───── Extract ─────
I brute forced it because I already knew that the number needed to decrypt was 0xdd6f2464.

knowing each function was 4 opcodes (without params) it limited what it could be. Also only 3 opcodes could do math because the 4th is the return.

So I figured

First it must push the argument. So I wrote down "ca" which when used is 0x2 (ldarg_0)

Then there where 2 more options left so I wrote this code to figure it out.

		private int S2I(string s)
{
int num = 0x1;
if (s == null)
{
return 0x0;
}
for (int i = 0x0; i < s.Length; i++)
{
num *= Convert.ToInt32(s[i]);
}
return num;
}
private OpCode GetOpcode(short s)
{
switch (s)
{
case 0x1:
return OpCodes.Break; case 0x2:
return OpCodes.Ldarg_0; case 0x3:
return OpCodes.Ldarg_1; case 0x4:
return OpCodes.Ldarg_2; case 0x5:
return OpCodes.Ldarg_3; case 0x6:
return OpCodes.Ldloc_0; case 0x7:
return OpCodes.Ldloc_1; case 0x8:
return OpCodes.Ldloc_2; case 0x9:
return OpCodes.Ldloc_3; case 0xa:
return OpCodes.Stloc_0; case 0xb:
return OpCodes.Stloc_1; case 0xc:
return OpCodes.Stloc_2; case 0xd:
return OpCodes.Stloc_3; case 0xe:
return OpCodes.Ldloc_3; case 0x16:
return OpCodes.Ldc_I4_0; case 0x17:
return OpCodes.Ldc_I4_1; case 0x18:
return OpCodes.Ldc_I4_2; case 0x19:
return OpCodes.Ldc_I4_3; case 0x1a:
return OpCodes.Ldc_I4_4; case 0x1b:
return OpCodes.Ldc_I4_5; case 0x1c:
return OpCodes.Ldc_I4_6; case 0x1d:
return OpCodes.Ldc_I4_7; case 0x1e:
return OpCodes.Ldc_I4_8; case 0x1f:
return OpCodes.Ldc_I4_S; case 0x20:
return OpCodes.Ldc_I4; case 0x21:
return OpCodes.Ldc_I8; case 0x22:
return OpCodes.Ldc_R4; case 0x23:
return OpCodes.Ldc_R8; case 0x25:
return OpCodes.Dup; case 0x26:
return OpCodes.Pop; case 0x27:
return OpCodes.Jmp; case 0x28:
return OpCodes.Call; case 0x29:
return OpCodes.Calli; case 0x2a:
return OpCodes.Ret; case 0x2b:
return OpCodes.Br_S; case 0x2c:
return OpCodes.Brfalse_S; case 0x2d:
return OpCodes.Brtrue_S; case 0x58:
return OpCodes.Add; case 0x59:
return OpCodes.Sub; case 0x5a:
return OpCodes.Mul; case 0x5b:
return OpCodes.Div; case 0x5c:
return OpCodes.Div_Un; case 0x5d:
return OpCodes.Rem; case 0x5e:
return OpCodes.Rem_Un; case 0x5f:
return OpCodes.And; case 0x60:
return OpCodes.Or; case 0x61:
return OpCodes.Xor; case 0x62:
return OpCodes.Shl; case 0x63:
return OpCodes.Shr; case 0x64:
return OpCodes.Shr_Un; case 0x65:
return OpCodes.Neg; case 0x66:
return OpCodes.Not; case 0x67:
return OpCodes.Conv_I1; case 0x68:
return OpCodes.Conv_I2; case 0x69:
return OpCodes.Conv_I4; case 0x6a:
return OpCodes.Conv_I8;
}
return OpCodes.Nop;
}
short[] Operators = {
0x58,
0x59,
0x5A,
0x5B,
0x5C,
0x5D,
0x5E,
0x5F,
0x60,
0x61,
0x62,
0x63,
0x64
};
short[] Vals = {
0x02,
0x17,
0x18,
0x19,
0x1A,
0x1B,
0x1C,
0x1D,
0x1E
};
private void bruteforce()
─────
Goal of the exercise:
From the post above about brute-forcing the decryption opcodes, extract the passage starting with "So I figured" and going on through "(s == null)", copying it word for word.
───── Provided material ─────
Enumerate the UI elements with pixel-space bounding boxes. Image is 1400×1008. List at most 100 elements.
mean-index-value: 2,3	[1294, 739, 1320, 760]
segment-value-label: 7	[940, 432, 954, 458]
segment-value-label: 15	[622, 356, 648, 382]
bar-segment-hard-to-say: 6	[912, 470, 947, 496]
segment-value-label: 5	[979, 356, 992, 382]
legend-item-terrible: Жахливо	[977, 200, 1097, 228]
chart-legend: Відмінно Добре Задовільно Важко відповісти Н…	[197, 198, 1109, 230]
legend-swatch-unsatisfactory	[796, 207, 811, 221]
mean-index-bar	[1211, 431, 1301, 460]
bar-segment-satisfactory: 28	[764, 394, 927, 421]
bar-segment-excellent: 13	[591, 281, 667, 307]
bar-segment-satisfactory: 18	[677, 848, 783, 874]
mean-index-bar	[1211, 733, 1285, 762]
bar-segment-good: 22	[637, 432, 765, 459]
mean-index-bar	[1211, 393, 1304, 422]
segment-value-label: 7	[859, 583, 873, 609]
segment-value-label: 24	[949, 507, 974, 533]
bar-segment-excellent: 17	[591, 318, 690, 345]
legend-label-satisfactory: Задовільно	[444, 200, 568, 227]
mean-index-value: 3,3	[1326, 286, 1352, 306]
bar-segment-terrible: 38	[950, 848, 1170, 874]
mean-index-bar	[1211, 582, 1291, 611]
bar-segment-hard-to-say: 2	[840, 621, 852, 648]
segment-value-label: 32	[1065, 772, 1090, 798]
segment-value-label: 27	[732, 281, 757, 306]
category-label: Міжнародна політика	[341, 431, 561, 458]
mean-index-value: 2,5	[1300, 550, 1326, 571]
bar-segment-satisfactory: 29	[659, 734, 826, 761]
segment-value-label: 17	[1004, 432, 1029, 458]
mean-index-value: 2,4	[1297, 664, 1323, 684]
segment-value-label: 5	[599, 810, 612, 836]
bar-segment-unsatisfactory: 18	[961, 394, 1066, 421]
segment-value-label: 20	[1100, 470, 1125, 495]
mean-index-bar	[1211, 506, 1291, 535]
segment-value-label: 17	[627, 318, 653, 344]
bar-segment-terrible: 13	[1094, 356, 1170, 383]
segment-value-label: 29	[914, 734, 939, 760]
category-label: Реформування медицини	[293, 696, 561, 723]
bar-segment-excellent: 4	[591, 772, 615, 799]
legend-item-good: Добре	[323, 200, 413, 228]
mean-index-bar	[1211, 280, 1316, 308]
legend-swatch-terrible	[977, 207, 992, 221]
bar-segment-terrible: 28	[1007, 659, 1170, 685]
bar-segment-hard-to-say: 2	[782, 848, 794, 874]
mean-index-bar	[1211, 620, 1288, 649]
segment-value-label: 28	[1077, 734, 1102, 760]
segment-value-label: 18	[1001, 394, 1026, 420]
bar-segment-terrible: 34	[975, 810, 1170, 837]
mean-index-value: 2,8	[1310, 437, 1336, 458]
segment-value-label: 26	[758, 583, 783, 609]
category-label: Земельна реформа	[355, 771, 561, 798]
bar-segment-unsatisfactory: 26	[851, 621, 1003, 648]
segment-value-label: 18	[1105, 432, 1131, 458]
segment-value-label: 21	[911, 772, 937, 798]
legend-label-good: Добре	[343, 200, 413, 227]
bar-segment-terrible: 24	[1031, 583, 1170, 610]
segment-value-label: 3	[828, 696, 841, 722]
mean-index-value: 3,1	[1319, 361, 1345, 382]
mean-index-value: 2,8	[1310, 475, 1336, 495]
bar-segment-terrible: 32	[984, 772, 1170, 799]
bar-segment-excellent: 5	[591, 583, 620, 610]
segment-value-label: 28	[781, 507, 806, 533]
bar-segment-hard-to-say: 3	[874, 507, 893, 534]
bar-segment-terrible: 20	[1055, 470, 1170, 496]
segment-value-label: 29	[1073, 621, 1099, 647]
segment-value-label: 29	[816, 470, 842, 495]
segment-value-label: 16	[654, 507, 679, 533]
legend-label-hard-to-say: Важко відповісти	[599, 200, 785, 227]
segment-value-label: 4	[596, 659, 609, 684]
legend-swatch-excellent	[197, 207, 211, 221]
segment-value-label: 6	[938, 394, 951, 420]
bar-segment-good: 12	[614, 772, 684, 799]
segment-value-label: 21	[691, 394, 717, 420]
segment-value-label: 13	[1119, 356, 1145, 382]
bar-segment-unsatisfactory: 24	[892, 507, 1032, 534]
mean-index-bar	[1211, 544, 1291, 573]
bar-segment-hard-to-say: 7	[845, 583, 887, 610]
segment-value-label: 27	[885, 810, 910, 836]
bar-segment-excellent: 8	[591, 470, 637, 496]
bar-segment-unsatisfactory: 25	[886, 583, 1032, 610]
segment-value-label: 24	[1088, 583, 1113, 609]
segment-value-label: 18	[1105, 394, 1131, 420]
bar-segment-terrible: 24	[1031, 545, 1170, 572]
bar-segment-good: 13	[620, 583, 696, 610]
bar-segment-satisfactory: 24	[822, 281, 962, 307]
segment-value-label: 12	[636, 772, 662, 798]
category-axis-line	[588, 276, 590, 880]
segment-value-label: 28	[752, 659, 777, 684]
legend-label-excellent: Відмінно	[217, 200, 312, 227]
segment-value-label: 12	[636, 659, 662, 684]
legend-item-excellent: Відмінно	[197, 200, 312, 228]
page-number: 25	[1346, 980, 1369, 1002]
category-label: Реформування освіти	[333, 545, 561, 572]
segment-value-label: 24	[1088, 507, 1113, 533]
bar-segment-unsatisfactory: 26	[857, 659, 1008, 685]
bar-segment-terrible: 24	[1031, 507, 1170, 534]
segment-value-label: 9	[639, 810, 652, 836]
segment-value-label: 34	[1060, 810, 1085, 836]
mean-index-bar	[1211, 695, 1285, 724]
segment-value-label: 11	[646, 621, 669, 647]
─────
Answer to the problem:
So I figured

First it must push the argument. So I wrote down "ca" which when used is 0x2 (ldarg_0)

Then there where 2 more options left so I wrote this code to figure it out.

		private int S2I(string s)
{
int num = 0x1;
if (s == null)